### ESTRATTO DEL DOCUMENTO
# # # # # # #

Saturday 4 September 2010

Le città hanno dei linguaggi tutte loro.

A volte parlano con segni astratti, in genere non son mai banali.
Riflettevo su ciò mentre prendevo un autobus.
Il segno “
mind your head mi faceva riflettere.
Mi costringeva a preoccuparmi della mia testa, dei pensieri che dovevano, appunto essere ben pensati, “prima di attivare la bocca verificare che il cervello sia inserito”. Il cartello esortava a fare lo stesso: a mettere la mente (mind) nella testa.
Il segno era davvero notevole.
Più avanti, camminando notai un altro segno che recitava “Look right”.
Come interpretare questa esortazione se non come un incitamento a osservare (look) ciò che è giusto (right) con lo scopo di seguire i modelli migliori e pertanto rendersi più perfetti.
Eppure non potevo fare a meno di notare la dicotomia che voleva quella frase a significare Appari (look) in maniera corretta (right).
L’asserzione, seppure vanesia e di impronta epicurea non era del tutto errata: non era forse vero che, sebbene l’abito non faccia il monaco, tuttavia ad ogni funzione si addice una veste? Se uno vuole essere visto come giusto, forse un po’ deve apparire come tale.
Leggevo la città come un manuale di filosofia (visto che anni prima avevo usato le ore di filosofia per leggere fumetti).
La metropolitana mi riservava ancora una sorpresa con il suo messaggio: mind the gap.
Incredibile. Nevvero?
La metropolitana di Londra mi esortava a occuparmi delle lacune, riconoscendo la natura perfettibile, seppur erronea per definizione dell’essere umano.

# # # # # # #

### Righe con i riquadri degli elementi

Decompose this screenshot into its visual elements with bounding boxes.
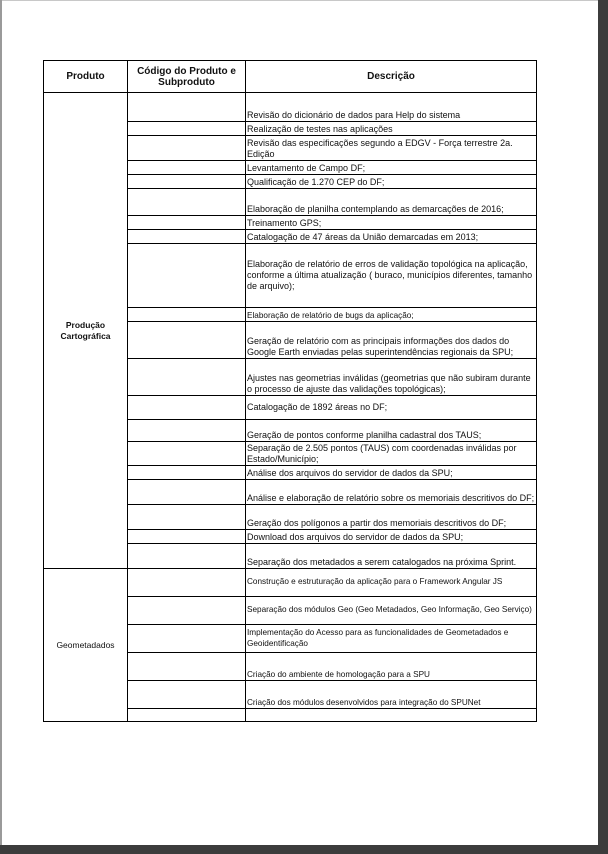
description-cell bbox=[246, 709, 537, 722]
code-cell bbox=[128, 709, 246, 722]
description-cell: Criação do ambiente de homologação para a SPU bbox=[246, 653, 537, 681]
code-cell bbox=[128, 597, 246, 625]
code-cell bbox=[128, 544, 246, 569]
description-cell: Separação dos módulos Geo (Geo Metadados, Geo Informação, Geo Serviço) bbox=[246, 597, 537, 625]
description-cell: Levantamento de Campo DF; bbox=[246, 161, 537, 175]
description-cell: Elaboração de relatório de erros de validação topológica na aplicação, conforme a última atualização ( buraco, municípios diferentes, tamanho de arquivo); bbox=[246, 244, 537, 308]
code-cell bbox=[128, 230, 246, 244]
description-cell: Construção e estruturação da aplicação para o Framework Angular JS bbox=[246, 569, 537, 597]
header-descricao: Descrição bbox=[246, 61, 537, 93]
description-cell: Realização de testes nas aplicações bbox=[246, 122, 537, 136]
product-cell-producao-cartografica: Produção Cartográfica bbox=[44, 93, 128, 569]
header-produto: Produto bbox=[44, 61, 128, 93]
page-frame-top bbox=[0, 0, 598, 1]
description-cell: Análise dos arquivos do servidor de dados da SPU; bbox=[246, 466, 537, 480]
description-cell: Elaboração de relatório de bugs da aplicação; bbox=[246, 308, 537, 322]
description-cell: Download dos arquivos do servidor de dados da SPU; bbox=[246, 530, 537, 544]
code-cell bbox=[128, 442, 246, 466]
activities-table bbox=[43, 60, 537, 722]
code-cell bbox=[128, 569, 246, 597]
code-cell bbox=[128, 161, 246, 175]
description-cell: Revisão do dicionário de dados para Help do sistema bbox=[246, 93, 537, 122]
code-cell bbox=[128, 93, 246, 122]
description-cell: Separação de 2.505 pontos (TAUS) com coordenadas inválidas por Estado/Município; bbox=[246, 442, 537, 466]
code-cell bbox=[128, 122, 246, 136]
code-cell bbox=[128, 625, 246, 653]
code-cell bbox=[128, 359, 246, 396]
code-cell bbox=[128, 420, 246, 442]
product-cell-geometadados: Geometadados bbox=[44, 569, 128, 722]
table-row bbox=[44, 93, 537, 122]
page-frame-right bbox=[598, 0, 608, 854]
header-codigo: Código do Produto e Subproduto bbox=[128, 61, 246, 93]
code-cell bbox=[128, 396, 246, 420]
description-cell: Criação dos módulos desenvolvidos para integração do SPUNet bbox=[246, 681, 537, 709]
code-cell bbox=[128, 530, 246, 544]
description-cell: Elaboração de planilha contemplando as demarcações de 2016; bbox=[246, 189, 537, 216]
table-row bbox=[44, 569, 537, 597]
description-cell: Separação dos metadados a serem catalogados na próxima Sprint. bbox=[246, 544, 537, 569]
code-cell bbox=[128, 136, 246, 161]
description-cell: Análise e elaboração de relatório sobre os memoriais descritivos do DF; bbox=[246, 480, 537, 505]
code-cell bbox=[128, 505, 246, 530]
description-cell: Geração dos polígonos a partir dos memoriais descritivos do DF; bbox=[246, 505, 537, 530]
code-cell bbox=[128, 189, 246, 216]
code-cell bbox=[128, 216, 246, 230]
description-cell: Ajustes nas geometrias inválidas (geometrias que não subiram durante o processo de ajuste das validações topológicas); bbox=[246, 359, 537, 396]
code-cell bbox=[128, 175, 246, 189]
code-cell bbox=[128, 681, 246, 709]
page-frame-bottom bbox=[0, 845, 608, 854]
code-cell bbox=[128, 480, 246, 505]
code-cell bbox=[128, 308, 246, 322]
code-cell bbox=[128, 244, 246, 308]
page-frame-left bbox=[0, 0, 2, 846]
code-cell bbox=[128, 466, 246, 480]
description-cell: Catalogação de 47 áreas da União demarcadas em 2013; bbox=[246, 230, 537, 244]
description-cell: Revisão das especificações segundo a EDGV - Força terrestre 2a. Edição bbox=[246, 136, 537, 161]
table-header-row bbox=[44, 61, 537, 93]
description-cell: Qualificação de 1.270 CEP do DF; bbox=[246, 175, 537, 189]
description-cell: Geração de pontos conforme planilha cadastral dos TAUS; bbox=[246, 420, 537, 442]
code-cell bbox=[128, 322, 246, 359]
code-cell bbox=[128, 653, 246, 681]
description-cell: Implementação do Acesso para as funcionalidades de Geometadados e Geoidentificação bbox=[246, 625, 537, 653]
description-cell: Geração de relatório com as principais informações dos dados do Google Earth enviadas pelas superintendências regionais da SPU; bbox=[246, 322, 537, 359]
description-cell: Treinamento GPS; bbox=[246, 216, 537, 230]
description-cell: Catalogação de 1892 áreas no DF; bbox=[246, 396, 537, 420]
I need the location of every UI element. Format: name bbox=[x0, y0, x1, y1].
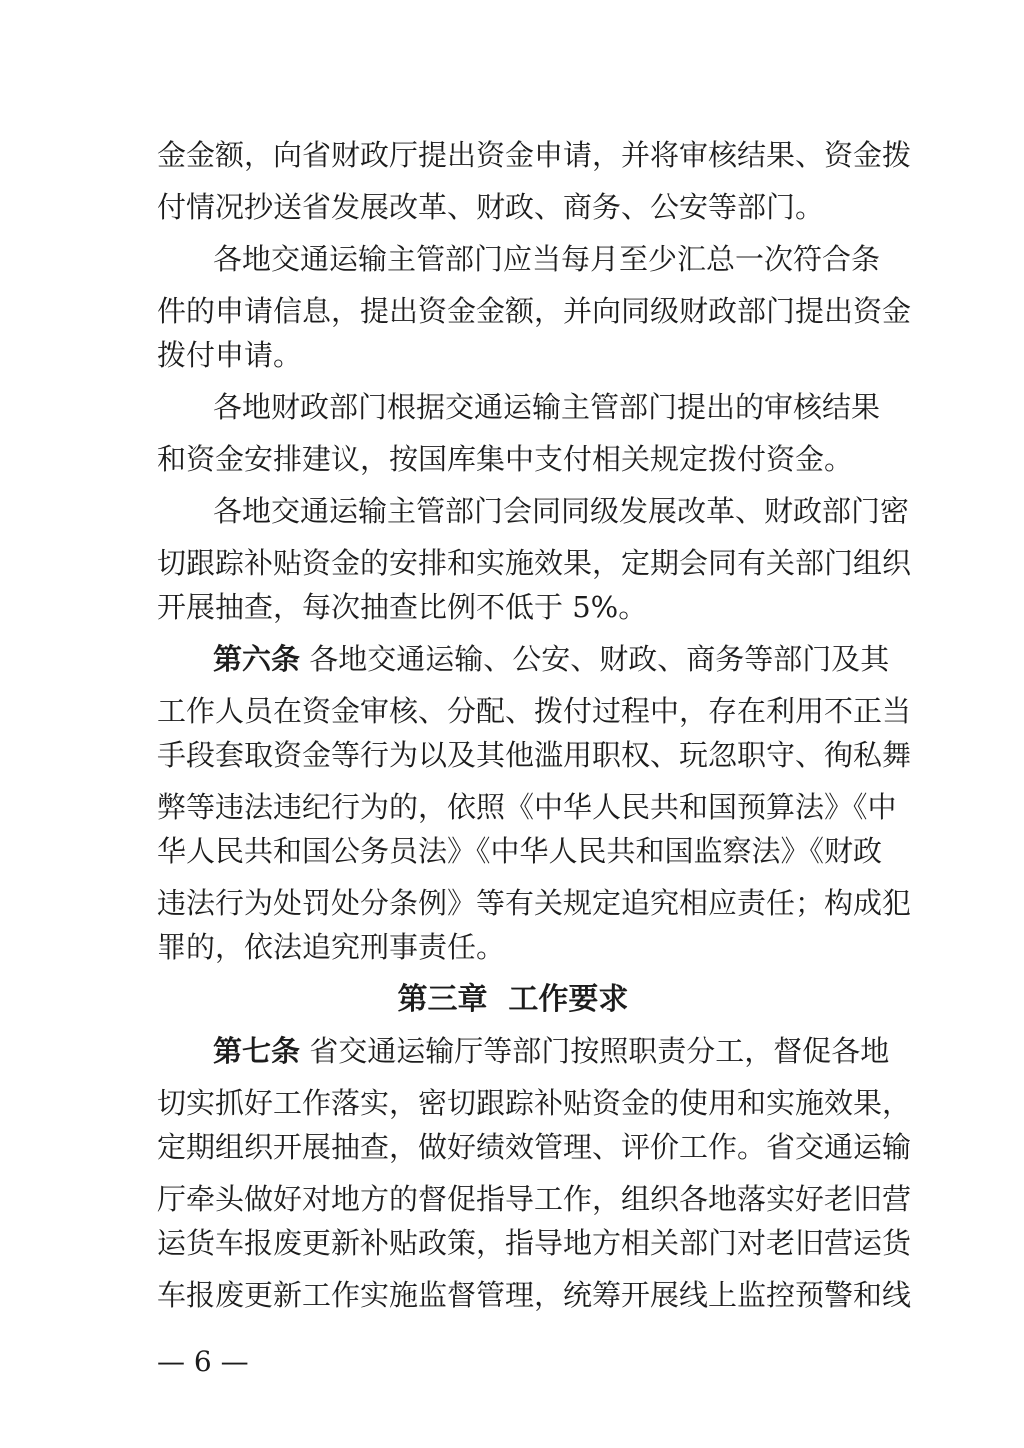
body-text-line: 违法行为处罚处分条例》等有关规定追究相应责任；构成犯 bbox=[157, 886, 912, 920]
body-text-line: 金金额，向省财政厅提出资金申请，并将审核结果、资金拨 bbox=[157, 138, 912, 172]
body-text-segment: 各地交通运输、公安、财政、商务等部门及其 bbox=[300, 642, 890, 676]
body-text-line: 华人民共和国公务员法》《中华人民共和国监察法》《财政 bbox=[157, 834, 883, 868]
article-7-label: 第七条 bbox=[213, 1034, 301, 1068]
page-number: — 6 — bbox=[157, 1345, 249, 1378]
body-text-line: 手段套取资金等行为以及其他滥用职权、玩忽职守、徇私舞 bbox=[157, 738, 912, 772]
body-text-line: 件的申请信息，提出资金金额，并向同级财政部门提出资金 bbox=[157, 294, 912, 328]
body-text-line: 工作人员在资金审核、分配、拨付过程中，存在利用不正当 bbox=[157, 694, 912, 728]
body-text-line: 切跟踪补贴资金的安排和实施效果，定期会同有关部门组织 bbox=[157, 546, 912, 580]
body-text-line: 车报废更新工作实施监督管理，统筹开展线上监控预警和线 bbox=[157, 1278, 912, 1312]
article-6-label: 第六条 bbox=[213, 642, 301, 676]
body-text-segment: 省交通运输厅等部门按照职责分工，督促各地 bbox=[300, 1034, 890, 1068]
body-text-line: 罪的，依法追究刑事责任。 bbox=[157, 930, 506, 964]
body-text-line: 切实抓好工作落实，密切跟踪补贴资金的使用和实施效果， bbox=[157, 1086, 912, 1120]
body-text-line: 运货车报废更新补贴政策，指导地方相关部门对老旧营运货 bbox=[157, 1226, 912, 1260]
body-text-line: 开展抽查，每次抽查比例不低于 5%。 bbox=[157, 590, 648, 624]
chapter-title: 第三章 工作要求 bbox=[397, 982, 629, 1017]
body-text-line: 和资金安排建议，按国库集中支付相关规定拨付资金。 bbox=[157, 442, 854, 476]
article-6-first-line bbox=[213, 638, 890, 680]
body-text-line: 各地财政部门根据交通运输主管部门提出的审核结果 bbox=[213, 390, 881, 424]
body-text-line: 弊等违法违纪行为的，依照《中华人民共和国预算法》《中 bbox=[157, 790, 897, 824]
body-text-line: 各地交通运输主管部门会同同级发展改革、财政部门密 bbox=[213, 494, 910, 528]
body-text-line: 各地交通运输主管部门应当每月至少汇总一次符合条 bbox=[213, 242, 881, 276]
body-text-line: 拨付申请。 bbox=[157, 338, 303, 372]
body-text-line: 付情况抄送省发展改革、财政、商务、公安等部门。 bbox=[157, 190, 825, 224]
body-text-line: 厅牵头做好对地方的督促指导工作，组织各地落实好老旧营 bbox=[157, 1182, 912, 1216]
article-7-first-line bbox=[213, 1030, 890, 1072]
body-text-line: 定期组织开展抽查，做好绩效管理、评价工作。省交通运输 bbox=[157, 1130, 912, 1164]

# # # # # # #

### OBIETTIVO
Queste affermazioni concordano con l'estratto sui segni della città? Per ciascuna rispondi sì o no e cita tra virgolette le parole decisive dell'estratto.
1. Il segno “Look right” venne notato camminando.
2. Le ore di filosofia erano state usate per leggere fumetti.
3. Il messaggio “mind the gap” si trovava su un autobus.

### SOLUZIONE COMPLETA
1. Sì: "Più avanti, camminando notai un altro segno che recitava “Look right”."
2. Sì: "avevo usato le ore di filosofia per leggere fumetti"
3. No: "La metropolitana mi riservava ancora una sorpresa con il suo messaggio: mind the gap."